[Extracted data entries]
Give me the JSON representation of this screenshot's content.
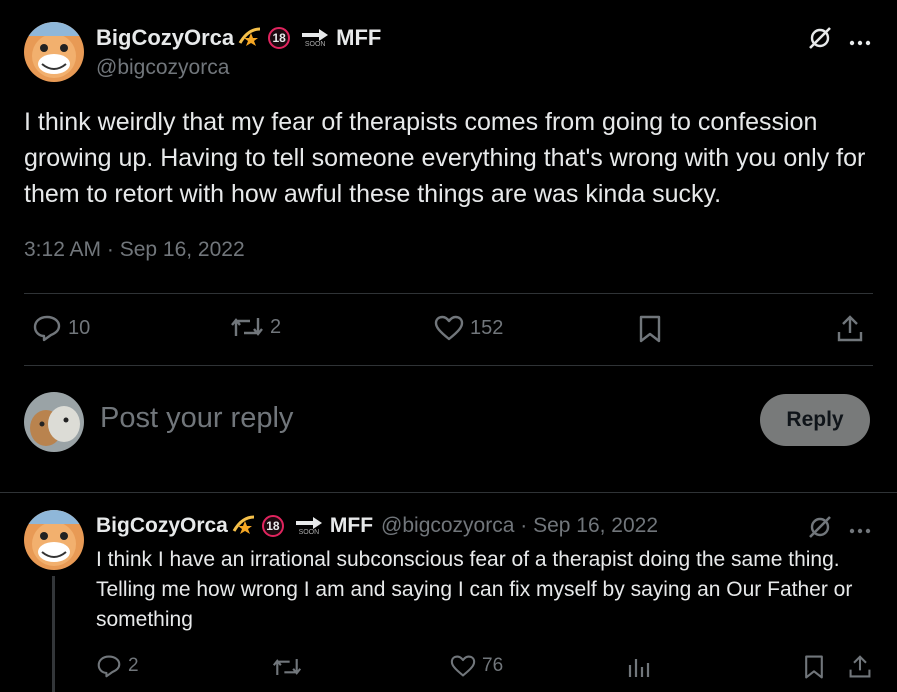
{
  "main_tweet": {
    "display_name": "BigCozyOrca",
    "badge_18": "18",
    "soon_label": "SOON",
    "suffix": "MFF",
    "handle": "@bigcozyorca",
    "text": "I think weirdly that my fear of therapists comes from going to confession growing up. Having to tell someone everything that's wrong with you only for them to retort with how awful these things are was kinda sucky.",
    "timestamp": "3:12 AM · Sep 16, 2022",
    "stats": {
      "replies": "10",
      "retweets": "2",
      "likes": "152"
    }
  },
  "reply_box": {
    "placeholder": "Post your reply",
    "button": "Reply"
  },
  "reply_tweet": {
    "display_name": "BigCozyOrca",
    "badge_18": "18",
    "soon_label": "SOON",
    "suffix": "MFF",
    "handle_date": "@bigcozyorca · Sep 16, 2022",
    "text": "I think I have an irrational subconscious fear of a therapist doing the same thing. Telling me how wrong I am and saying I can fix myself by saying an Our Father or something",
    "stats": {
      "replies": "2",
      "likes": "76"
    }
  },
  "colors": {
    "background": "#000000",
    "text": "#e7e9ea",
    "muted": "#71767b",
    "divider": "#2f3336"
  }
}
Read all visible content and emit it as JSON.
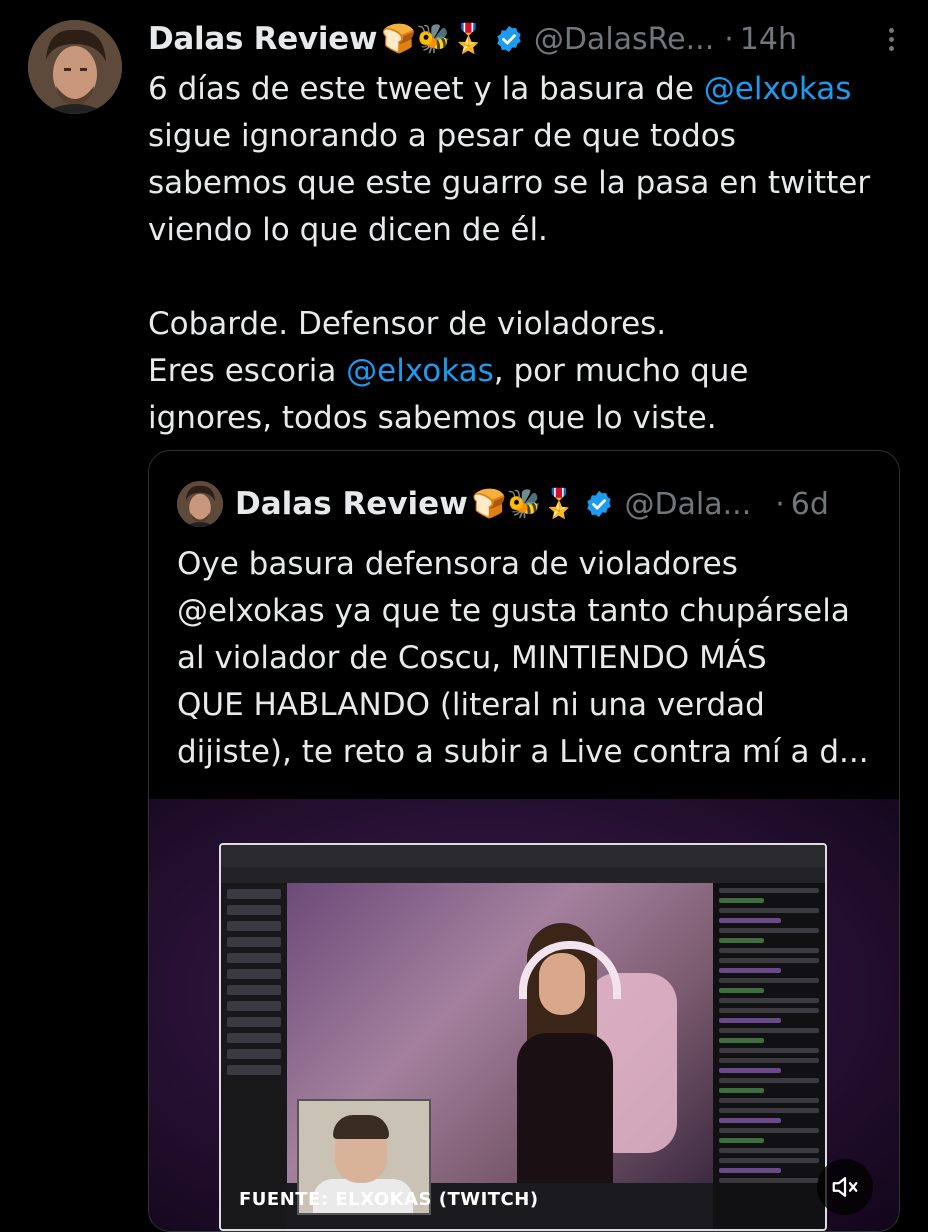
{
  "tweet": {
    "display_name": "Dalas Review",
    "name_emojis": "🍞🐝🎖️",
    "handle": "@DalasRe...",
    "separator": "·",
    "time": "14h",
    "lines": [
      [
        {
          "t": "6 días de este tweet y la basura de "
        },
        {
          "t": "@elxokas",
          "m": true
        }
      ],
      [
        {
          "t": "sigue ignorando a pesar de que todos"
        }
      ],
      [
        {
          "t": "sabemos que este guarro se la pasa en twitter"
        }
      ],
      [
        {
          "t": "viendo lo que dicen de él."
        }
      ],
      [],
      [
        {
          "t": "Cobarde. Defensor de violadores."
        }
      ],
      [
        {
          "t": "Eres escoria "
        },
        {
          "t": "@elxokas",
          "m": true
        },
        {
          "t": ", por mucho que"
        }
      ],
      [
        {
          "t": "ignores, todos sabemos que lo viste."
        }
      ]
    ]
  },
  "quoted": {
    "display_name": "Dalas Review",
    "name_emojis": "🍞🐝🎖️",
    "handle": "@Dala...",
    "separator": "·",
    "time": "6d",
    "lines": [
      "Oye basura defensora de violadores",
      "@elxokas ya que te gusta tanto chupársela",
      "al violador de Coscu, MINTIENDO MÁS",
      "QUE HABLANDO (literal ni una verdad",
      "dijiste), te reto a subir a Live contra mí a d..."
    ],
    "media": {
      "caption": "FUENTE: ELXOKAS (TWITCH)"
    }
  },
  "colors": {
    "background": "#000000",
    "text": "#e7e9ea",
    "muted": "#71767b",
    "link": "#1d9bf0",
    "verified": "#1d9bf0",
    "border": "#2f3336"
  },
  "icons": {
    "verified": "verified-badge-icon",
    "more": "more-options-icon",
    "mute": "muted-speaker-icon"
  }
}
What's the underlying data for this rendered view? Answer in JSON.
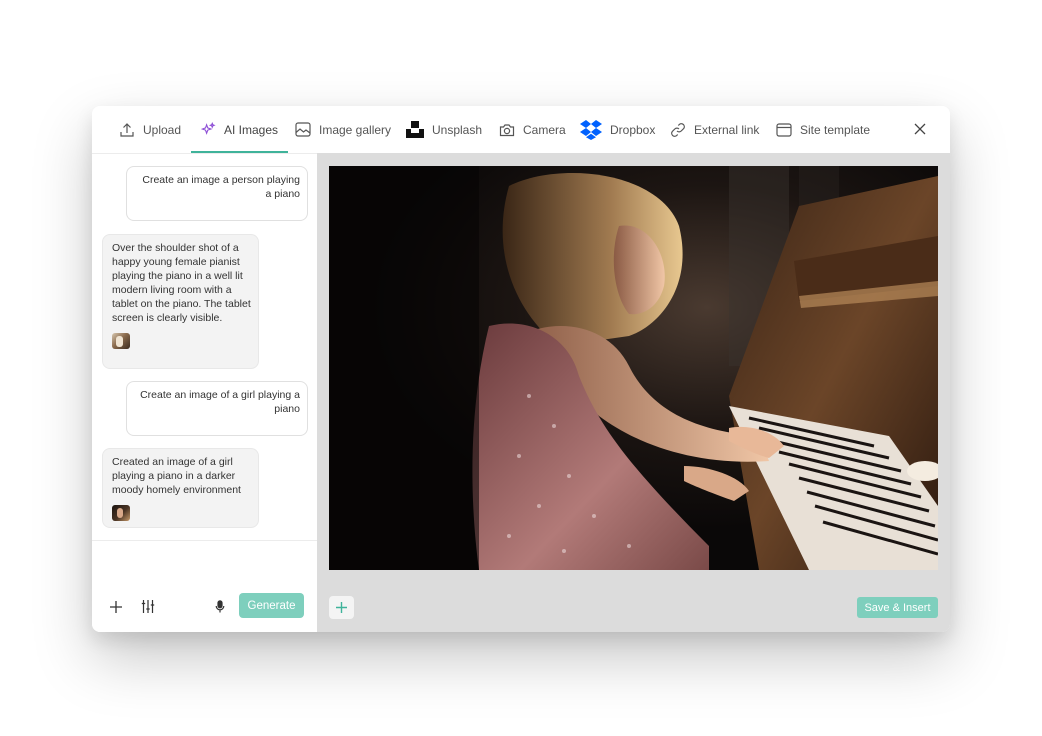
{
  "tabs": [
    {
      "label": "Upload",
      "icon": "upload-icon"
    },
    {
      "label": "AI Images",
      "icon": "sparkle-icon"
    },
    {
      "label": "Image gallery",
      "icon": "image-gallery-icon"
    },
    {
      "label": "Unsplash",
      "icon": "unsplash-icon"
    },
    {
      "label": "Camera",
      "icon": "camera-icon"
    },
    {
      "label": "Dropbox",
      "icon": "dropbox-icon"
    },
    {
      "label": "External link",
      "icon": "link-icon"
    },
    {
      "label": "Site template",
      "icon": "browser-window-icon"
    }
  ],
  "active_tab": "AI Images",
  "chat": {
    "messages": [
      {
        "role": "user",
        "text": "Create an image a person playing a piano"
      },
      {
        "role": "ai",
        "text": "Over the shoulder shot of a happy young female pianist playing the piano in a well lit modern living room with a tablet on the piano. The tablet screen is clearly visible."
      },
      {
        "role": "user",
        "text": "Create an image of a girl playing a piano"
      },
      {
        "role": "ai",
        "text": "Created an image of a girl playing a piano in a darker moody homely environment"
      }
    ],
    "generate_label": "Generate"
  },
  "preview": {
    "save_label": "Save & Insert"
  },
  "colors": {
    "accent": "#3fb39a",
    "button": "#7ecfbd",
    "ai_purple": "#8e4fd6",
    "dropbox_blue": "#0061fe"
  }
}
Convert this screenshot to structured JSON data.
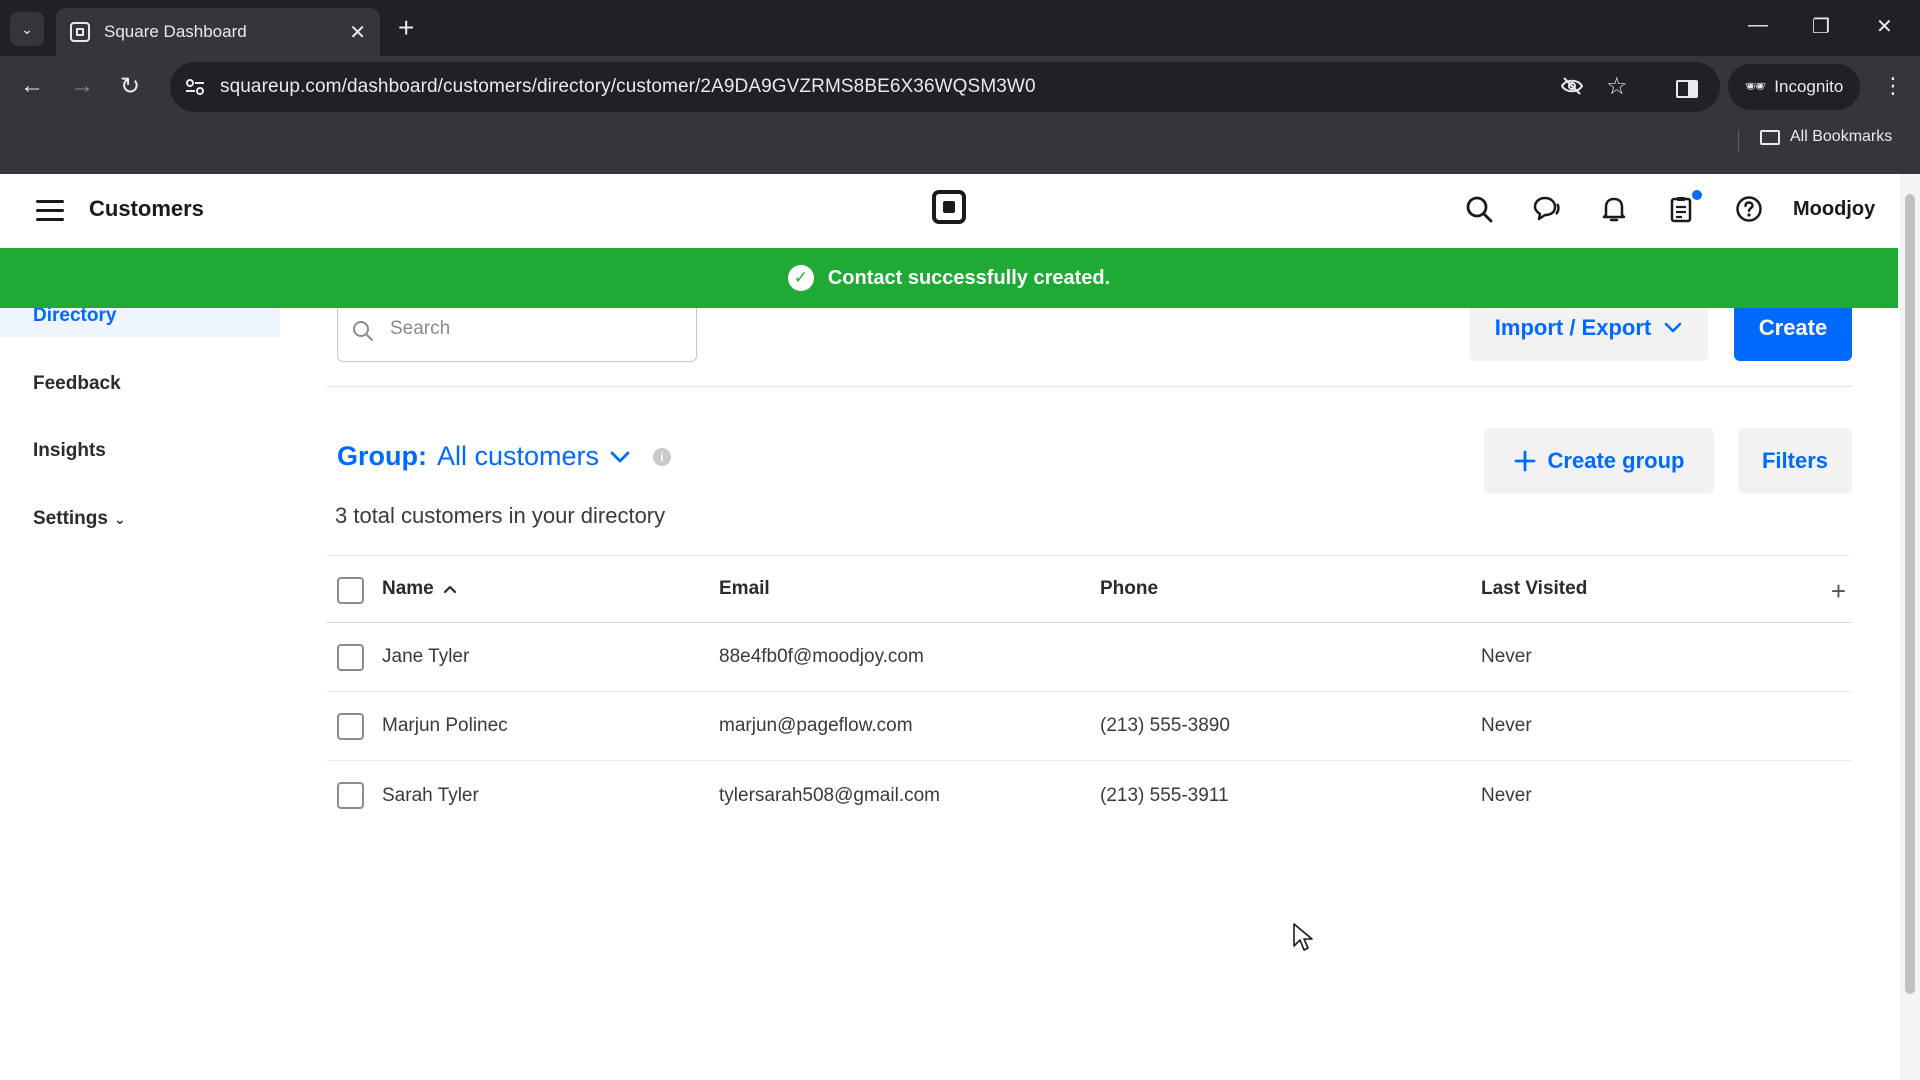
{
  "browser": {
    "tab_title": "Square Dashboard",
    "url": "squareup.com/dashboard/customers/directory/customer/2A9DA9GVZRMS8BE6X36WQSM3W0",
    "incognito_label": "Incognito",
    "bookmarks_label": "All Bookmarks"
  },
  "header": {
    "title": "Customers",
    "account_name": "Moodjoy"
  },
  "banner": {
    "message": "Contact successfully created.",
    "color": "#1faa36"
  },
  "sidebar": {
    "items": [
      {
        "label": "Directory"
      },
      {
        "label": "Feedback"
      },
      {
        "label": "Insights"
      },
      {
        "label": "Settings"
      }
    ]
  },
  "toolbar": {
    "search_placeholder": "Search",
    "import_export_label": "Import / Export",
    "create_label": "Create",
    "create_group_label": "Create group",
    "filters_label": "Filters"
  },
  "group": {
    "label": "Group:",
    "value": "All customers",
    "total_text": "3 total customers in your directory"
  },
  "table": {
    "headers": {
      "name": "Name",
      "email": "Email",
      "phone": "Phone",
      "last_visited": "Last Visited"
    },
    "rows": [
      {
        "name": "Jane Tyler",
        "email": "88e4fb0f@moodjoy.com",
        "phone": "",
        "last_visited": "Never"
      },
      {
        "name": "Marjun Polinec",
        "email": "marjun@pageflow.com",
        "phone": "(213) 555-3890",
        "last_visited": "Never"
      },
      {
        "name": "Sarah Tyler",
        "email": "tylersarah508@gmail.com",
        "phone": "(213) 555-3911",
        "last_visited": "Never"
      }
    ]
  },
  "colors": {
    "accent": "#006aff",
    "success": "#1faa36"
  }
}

**GIVEN TASK**:
Omit any images, then output the listing exactly.

**EXERCISE OUTPUT**:
Give me the JSON representation of this screenshot's content.
{
  "main_tweet": {
    "display_name": "BigCozyOrca",
    "badge_18": "18",
    "soon_label": "SOON",
    "suffix": "MFF",
    "handle": "@bigcozyorca",
    "text": "I think weirdly that my fear of therapists comes from going to confession growing up. Having to tell someone everything that's wrong with you only for them to retort with how awful these things are was kinda sucky.",
    "timestamp": "3:12 AM · Sep 16, 2022",
    "stats": {
      "replies": "10",
      "retweets": "2",
      "likes": "152"
    }
  },
  "reply_box": {
    "placeholder": "Post your reply",
    "button": "Reply"
  },
  "reply_tweet": {
    "display_name": "BigCozyOrca",
    "badge_18": "18",
    "soon_label": "SOON",
    "suffix": "MFF",
    "handle_date": "@bigcozyorca · Sep 16, 2022",
    "text": "I think I have an irrational subconscious fear of a therapist doing the same thing. Telling me how wrong I am and saying I can fix myself by saying an Our Father or something",
    "stats": {
      "replies": "2",
      "likes": "76"
    }
  },
  "colors": {
    "background": "#000000",
    "text": "#e7e9ea",
    "muted": "#71767b",
    "divider": "#2f3336"
  }
}
Read all visible content and emit it as JSON.
{
  "tweet": {
    "display_name": "Dalas Review",
    "name_emojis": "🍞🐝🎖️",
    "handle": "@DalasRe...",
    "separator": "·",
    "time": "14h",
    "lines": [
      [
        {
          "t": "6 días de este tweet y la basura de "
        },
        {
          "t": "@elxokas",
          "m": true
        }
      ],
      [
        {
          "t": "sigue ignorando a pesar de que todos"
        }
      ],
      [
        {
          "t": "sabemos que este guarro se la pasa en twitter"
        }
      ],
      [
        {
          "t": "viendo lo que dicen de él."
        }
      ],
      [],
      [
        {
          "t": "Cobarde. Defensor de violadores."
        }
      ],
      [
        {
          "t": "Eres escoria "
        },
        {
          "t": "@elxokas",
          "m": true
        },
        {
          "t": ", por mucho que"
        }
      ],
      [
        {
          "t": "ignores, todos sabemos que lo viste."
        }
      ]
    ]
  },
  "quoted": {
    "display_name": "Dalas Review",
    "name_emojis": "🍞🐝🎖️",
    "handle": "@Dala...",
    "separator": "·",
    "time": "6d",
    "lines": [
      "Oye basura defensora de violadores",
      "@elxokas ya que te gusta tanto chupársela",
      "al violador de Coscu, MINTIENDO MÁS",
      "QUE HABLANDO (literal ni una verdad",
      "dijiste), te reto a subir a Live contra mí a d..."
    ],
    "media": {
      "caption": "FUENTE: ELXOKAS (TWITCH)"
    }
  },
  "colors": {
    "background": "#000000",
    "text": "#e7e9ea",
    "muted": "#71767b",
    "link": "#1d9bf0",
    "verified": "#1d9bf0",
    "border": "#2f3336"
  },
  "icons": {
    "verified": "verified-badge-icon",
    "more": "more-options-icon",
    "mute": "muted-speaker-icon"
  }
}
What's the underlying data for this rendered view? Answer in JSON.
{
  "tabs": [
    {
      "label": "Upload",
      "icon": "upload-icon"
    },
    {
      "label": "AI Images",
      "icon": "sparkle-icon"
    },
    {
      "label": "Image gallery",
      "icon": "image-gallery-icon"
    },
    {
      "label": "Unsplash",
      "icon": "unsplash-icon"
    },
    {
      "label": "Camera",
      "icon": "camera-icon"
    },
    {
      "label": "Dropbox",
      "icon": "dropbox-icon"
    },
    {
      "label": "External link",
      "icon": "link-icon"
    },
    {
      "label": "Site template",
      "icon": "browser-window-icon"
    }
  ],
  "active_tab": "AI Images",
  "chat": {
    "messages": [
      {
        "role": "user",
        "text": "Create an image a person playing a piano"
      },
      {
        "role": "ai",
        "text": "Over the shoulder shot of a happy young female pianist playing the piano in a well lit modern living room with a tablet on the piano. The tablet screen is clearly visible."
      },
      {
        "role": "user",
        "text": "Create an image of a girl playing a piano"
      },
      {
        "role": "ai",
        "text": "Created an image of a girl playing a piano in a darker moody homely environment"
      }
    ],
    "generate_label": "Generate"
  },
  "preview": {
    "save_label": "Save & Insert"
  },
  "colors": {
    "accent": "#3fb39a",
    "button": "#7ecfbd",
    "ai_purple": "#8e4fd6",
    "dropbox_blue": "#0061fe"
  }
}
Convert this screenshot to structured JSON data.
{
  "browser": {
    "tab_title": "Square Dashboard",
    "url": "squareup.com/dashboard/customers/directory/customer/2A9DA9GVZRMS8BE6X36WQSM3W0",
    "incognito_label": "Incognito",
    "bookmarks_label": "All Bookmarks"
  },
  "header": {
    "title": "Customers",
    "account_name": "Moodjoy"
  },
  "banner": {
    "message": "Contact successfully created.",
    "color": "#1faa36"
  },
  "sidebar": {
    "items": [
      {
        "label": "Directory"
      },
      {
        "label": "Feedback"
      },
      {
        "label": "Insights"
      },
      {
        "label": "Settings"
      }
    ]
  },
  "toolbar": {
    "search_placeholder": "Search",
    "import_export_label": "Import / Export",
    "create_label": "Create",
    "create_group_label": "Create group",
    "filters_label": "Filters"
  },
  "group": {
    "label": "Group:",
    "value": "All customers",
    "total_text": "3 total customers in your directory"
  },
  "table": {
    "headers": {
      "name": "Name",
      "email": "Email",
      "phone": "Phone",
      "last_visited": "Last Visited"
    },
    "rows": [
      {
        "name": "Jane Tyler",
        "email": "88e4fb0f@moodjoy.com",
        "phone": "",
        "last_visited": "Never"
      },
      {
        "name": "Marjun Polinec",
        "email": "marjun@pageflow.com",
        "phone": "(213) 555-3890",
        "last_visited": "Never"
      },
      {
        "name": "Sarah Tyler",
        "email": "tylersarah508@gmail.com",
        "phone": "(213) 555-3911",
        "last_visited": "Never"
      }
    ]
  },
  "colors": {
    "accent": "#006aff",
    "success": "#1faa36"
  }
}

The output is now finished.